#### [What needs to be done]
Convert the whole listing below into a JSON list of strings, one string per line, with blank lines and the pictures omitted.

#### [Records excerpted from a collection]
────────────────────────────────────────
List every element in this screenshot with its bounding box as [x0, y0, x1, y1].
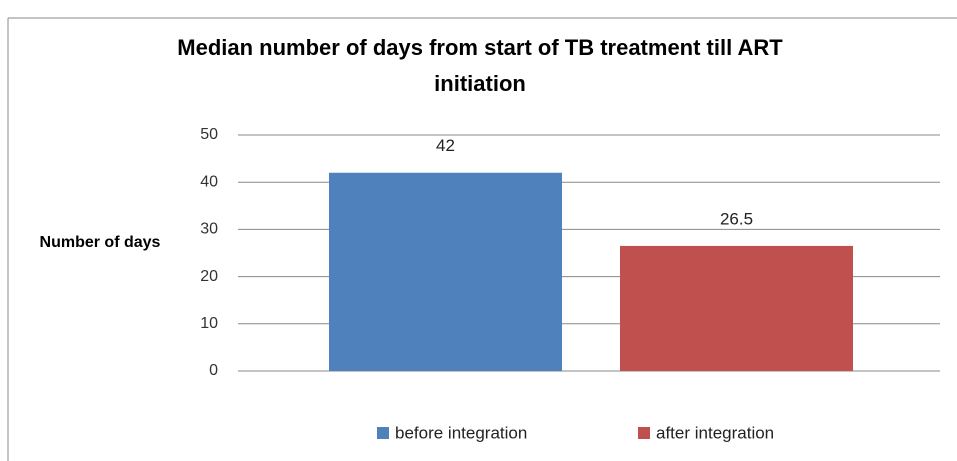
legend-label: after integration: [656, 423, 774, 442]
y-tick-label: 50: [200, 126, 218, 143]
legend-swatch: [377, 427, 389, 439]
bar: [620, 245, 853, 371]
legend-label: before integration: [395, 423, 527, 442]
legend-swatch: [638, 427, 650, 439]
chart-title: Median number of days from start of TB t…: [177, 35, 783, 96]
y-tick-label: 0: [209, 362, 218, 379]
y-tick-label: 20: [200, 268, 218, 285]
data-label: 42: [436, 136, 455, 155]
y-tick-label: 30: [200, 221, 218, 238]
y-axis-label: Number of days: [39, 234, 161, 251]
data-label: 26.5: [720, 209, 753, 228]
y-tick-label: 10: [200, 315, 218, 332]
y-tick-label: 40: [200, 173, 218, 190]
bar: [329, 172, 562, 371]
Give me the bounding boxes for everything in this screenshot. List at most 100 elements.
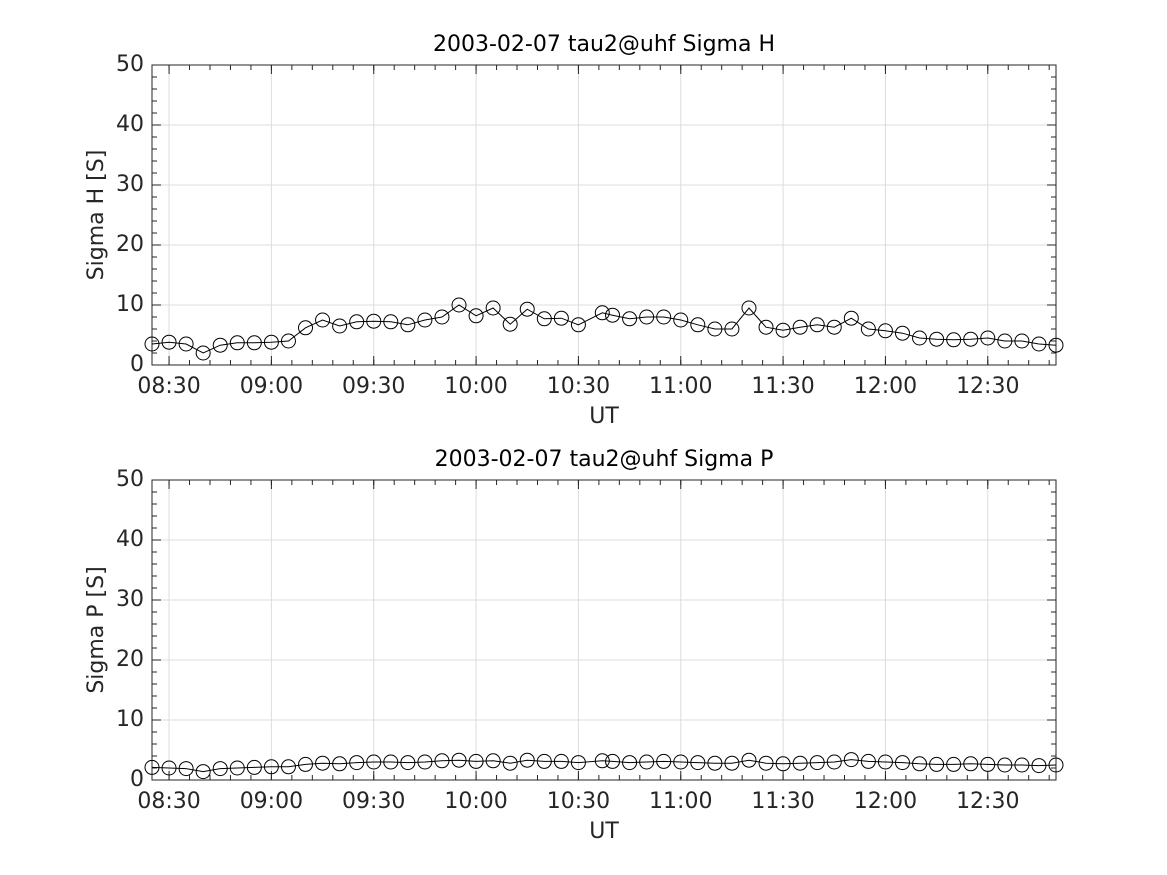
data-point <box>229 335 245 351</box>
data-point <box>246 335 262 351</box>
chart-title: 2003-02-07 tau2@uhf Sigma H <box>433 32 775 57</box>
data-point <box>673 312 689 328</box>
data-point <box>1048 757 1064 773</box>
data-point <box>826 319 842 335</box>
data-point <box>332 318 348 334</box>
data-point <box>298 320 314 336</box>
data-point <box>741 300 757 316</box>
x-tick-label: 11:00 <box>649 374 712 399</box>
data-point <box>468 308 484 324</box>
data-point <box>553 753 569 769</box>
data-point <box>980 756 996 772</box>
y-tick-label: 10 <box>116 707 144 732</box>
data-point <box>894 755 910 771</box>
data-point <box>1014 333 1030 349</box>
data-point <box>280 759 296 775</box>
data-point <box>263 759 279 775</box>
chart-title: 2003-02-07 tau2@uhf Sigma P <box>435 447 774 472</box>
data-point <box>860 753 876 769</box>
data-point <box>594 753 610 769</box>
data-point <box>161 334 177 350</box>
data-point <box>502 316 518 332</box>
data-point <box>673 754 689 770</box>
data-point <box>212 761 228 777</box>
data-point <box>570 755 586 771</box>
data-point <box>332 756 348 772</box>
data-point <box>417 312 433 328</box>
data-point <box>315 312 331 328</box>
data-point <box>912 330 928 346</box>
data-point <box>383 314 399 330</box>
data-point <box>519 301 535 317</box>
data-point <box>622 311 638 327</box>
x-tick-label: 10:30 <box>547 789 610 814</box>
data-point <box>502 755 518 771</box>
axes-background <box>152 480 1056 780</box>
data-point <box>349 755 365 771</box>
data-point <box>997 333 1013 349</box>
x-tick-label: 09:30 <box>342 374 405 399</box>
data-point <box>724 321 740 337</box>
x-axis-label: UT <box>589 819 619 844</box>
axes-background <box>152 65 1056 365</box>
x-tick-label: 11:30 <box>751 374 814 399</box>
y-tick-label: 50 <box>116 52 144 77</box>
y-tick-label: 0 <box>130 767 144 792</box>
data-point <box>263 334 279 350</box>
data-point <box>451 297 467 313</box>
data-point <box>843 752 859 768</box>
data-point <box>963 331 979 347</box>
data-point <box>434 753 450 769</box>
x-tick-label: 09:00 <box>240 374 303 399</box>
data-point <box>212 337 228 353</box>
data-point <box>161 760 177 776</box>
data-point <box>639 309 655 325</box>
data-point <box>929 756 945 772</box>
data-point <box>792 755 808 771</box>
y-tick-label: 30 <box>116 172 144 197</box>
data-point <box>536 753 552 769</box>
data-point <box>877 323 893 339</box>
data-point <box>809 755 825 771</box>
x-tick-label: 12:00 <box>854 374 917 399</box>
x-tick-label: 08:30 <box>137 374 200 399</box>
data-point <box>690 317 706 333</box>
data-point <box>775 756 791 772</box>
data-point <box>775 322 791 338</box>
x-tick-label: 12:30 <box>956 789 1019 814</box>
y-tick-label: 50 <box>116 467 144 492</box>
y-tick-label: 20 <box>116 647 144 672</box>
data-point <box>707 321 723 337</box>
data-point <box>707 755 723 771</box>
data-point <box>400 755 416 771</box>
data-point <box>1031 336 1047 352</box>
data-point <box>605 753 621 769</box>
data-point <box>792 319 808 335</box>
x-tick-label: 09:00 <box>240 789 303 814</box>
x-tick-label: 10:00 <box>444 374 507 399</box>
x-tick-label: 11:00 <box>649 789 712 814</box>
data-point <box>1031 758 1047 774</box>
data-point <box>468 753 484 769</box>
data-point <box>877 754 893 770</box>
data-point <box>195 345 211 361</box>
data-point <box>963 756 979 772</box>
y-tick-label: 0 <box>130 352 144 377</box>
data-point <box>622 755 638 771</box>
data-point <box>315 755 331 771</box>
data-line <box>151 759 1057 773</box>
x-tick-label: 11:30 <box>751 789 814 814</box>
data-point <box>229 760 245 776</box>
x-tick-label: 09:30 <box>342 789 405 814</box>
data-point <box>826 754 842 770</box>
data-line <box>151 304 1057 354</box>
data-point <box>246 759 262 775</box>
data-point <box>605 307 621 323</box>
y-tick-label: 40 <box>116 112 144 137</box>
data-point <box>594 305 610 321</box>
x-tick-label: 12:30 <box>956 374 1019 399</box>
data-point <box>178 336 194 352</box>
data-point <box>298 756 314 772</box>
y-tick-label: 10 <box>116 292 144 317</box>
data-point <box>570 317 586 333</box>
────────────────────────────────────────
#### [Result for this task]
[
  "List every element in this screenshot with its bounding box as [x0, y0, x1, y1].",
  "legend-label: after integration: [656, 423, 774, 442]",
  "y-tick-label: 50: [200, 126, 218, 143]",
  "legend-swatch: [377, 427, 389, 439]",
  "bar: [620, 245, 853, 371]",
  "legend-label: before integration: [395, 423, 527, 442]",
  "legend-swatch: [638, 427, 650, 439]",
  "chart-title: Median number of days from start of TB t…: [177, 35, 783, 96]",
  "y-tick-label: 0: [209, 362, 218, 379]",
  "y-tick-label: 20: [200, 268, 218, 285]",
  "data-label: 42: [436, 136, 455, 155]",
  "y-tick-label: 30: [200, 221, 218, 238]",
  "y-axis-label: Number of days: [39, 234, 161, 251]",
  "data-label: 26.5: [720, 209, 753, 228]",
  "y-tick-label: 10: [200, 315, 218, 332]",
  "y-tick-label: 40: [200, 173, 218, 190]",
  "bar: [329, 172, 562, 371]",
  "Give me the bounding boxes for everything in this screenshot. List at most 100 elements.",
  "data-point <box>229 335 245 351</box>",
  "data-point <box>246 335 262 351</box>",
  "chart-title: 2003-02-07 tau2@uhf Sigma H <box>433 32 775 57</box>",
  "data-point <box>673 312 689 328</box>",
  "data-point <box>1048 757 1064 773</box>",
  "data-point <box>826 319 842 335</box>",
  "data-point <box>332 318 348 334</box>",
  "data-point <box>298 320 314 336</box>",
  "data-point <box>741 300 757 316</box>",
  "x-tick-label: 11:00 <box>649 374 712 399</box>",
  "data-point <box>468 308 484 324</box>",
  "data-point <box>553 753 569 769</box>",
  "data-point <box>980 756 996 772</box>",
  "y-tick-label: 10 <box>116 707 144 732</box>",
  "data-point <box>894 755 910 771</box>",
  "data-point <box>1014 333 1030 349</box>",
  "data-point <box>280 759 296 775</box>",
  "data-point <box>263 759 279 775</box>",
  "chart-title: 2003-02-07 tau2@uhf Sigma P <box>435 447 774 472</box>",
  "data-point <box>860 753 876 769</box>",
  "data-point <box>594 753 610 769</box>",
  "data-point <box>161 334 177 350</box>",
  "data-point <box>502 316 518 332</box>",
  "data-point <box>673 754 689 770</box>",
  "data-point <box>212 761 228 777</box>",
  "data-point <box>570 755 586 771</box>",
  "data-point <box>332 756 348 772</box>",
  "data-point <box>417 312 433 328</box>",
  "data-point <box>315 312 331 328</box>",
  "data-point <box>912 330 928 346</box>",
  "data-point <box>383 314 399 330</box>",
  "data-point <box>519 301 535 317</box>",
  "data-point <box>622 311 638 327</box>",
  "x-tick-label: 10:30 <box>547 789 610 814</box>",
  "data-point <box>502 755 518 771</box>",
  "axes-background <box>152 480 1056 780</box>",
  "data-point <box>349 755 365 771</box>",
  "data-point <box>997 333 1013 349</box>",
  "x-tick-label: 09:30 <box>342 374 405 399</box>",
  "data-point <box>724 321 740 337</box>",
  "x-axis-label: UT <box>589 819 619 844</box>",
  "axes-background <box>152 65 1056 365</box>",
  "x-tick-label: 11:30 <box>751 374 814 399</box>",
  "y-tick-label: 50 <box>116 52 144 77</box>",
  "y-tick-label: 0 <box>130 767 144 792</box>",
  "data-point <box>263 334 279 350</box>",
  "data-point <box>451 297 467 313</box>",
  "data-point <box>843 752 859 768</box>",
  "data-point <box>963 331 979 347</box>",
  "data-point <box>434 753 450 769</box>",
  "x-tick-label: 09:00 <box>240 374 303 399</box>",
  "data-point <box>212 337 228 353</box>",
  "data-point <box>161 760 177 776</box>",
  "data-point <box>639 309 655 325</box>",
  "data-point <box>929 756 945 772</box>",
  "data-point <box>792 755 808 771</box>",
  "y-tick-label: 30 <box>116 172 144 197</box>",
  "data-point <box>536 753 552 769</box>",
  "data-point <box>877 323 893 339</box>",
  "data-point <box>809 755 825 771</box>",
  "x-tick-label: 12:00 <box>854 374 917 399</box>",
  "x-tick-label: 08:30 <box>137 374 200 399</box>",
  "data-point <box>690 317 706 333</box>",
  "data-point <box>775 756 791 772</box>",
  "data-point <box>775 322 791 338</box>",
  "x-tick-label: 12:30 <box>956 789 1019 814</box>",
  "y-tick-label: 50 <box>116 467 144 492</box>",
  "y-tick-label: 20 <box>116 647 144 672</box>",
  "data-point <box>707 321 723 337</box>",
  "data-point <box>707 755 723 771</box>",
  "data-point <box>400 755 416 771</box>",
  "data-point <box>1031 336 1047 352</box>",
  "data-point <box>605 753 621 769</box>",
  "data-point <box>792 319 808 335</box>",
  "x-tick-label: 09:00 <box>240 789 303 814</box>",
  "x-tick-label: 10:00 <box>444 374 507 399</box>",
  "x-tick-label: 11:00 <box>649 789 712 814</box>",
  "data-point <box>1031 758 1047 774</box>",
  "data-point <box>468 753 484 769</box>",
  "data-point <box>877 754 893 770</box>",
  "data-point <box>195 345 211 361</box>",
  "data-point <box>963 756 979 772</box>",
  "y-tick-label: 0 <box>130 352 144 377</box>",
  "data-point <box>622 755 638 771</box>",
  "data-point <box>315 755 331 771</box>",
  "data-line <box>151 759 1057 773</box>",
  "x-tick-label: 11:30 <box>751 789 814 814</box>",
  "data-point <box>229 760 245 776</box>",
  "x-tick-label: 09:30 <box>342 789 405 814</box>",
  "data-point <box>826 754 842 770</box>",
  "data-line <box>151 304 1057 354</box>",
  "data-point <box>246 759 262 775</box>",
  "data-point <box>605 307 621 323</box>",
  "y-tick-label: 40 <box>116 112 144 137</box>",
  "data-point <box>594 305 610 321</box>",
  "x-tick-label: 12:30 <box>956 374 1019 399</box>",
  "data-point <box>178 336 194 352</box>",
  "data-point <box>298 756 314 772</box>",
  "y-tick-label: 10 <box>116 292 144 317</box>",
  "data-point <box>570 317 586 333</box>"
]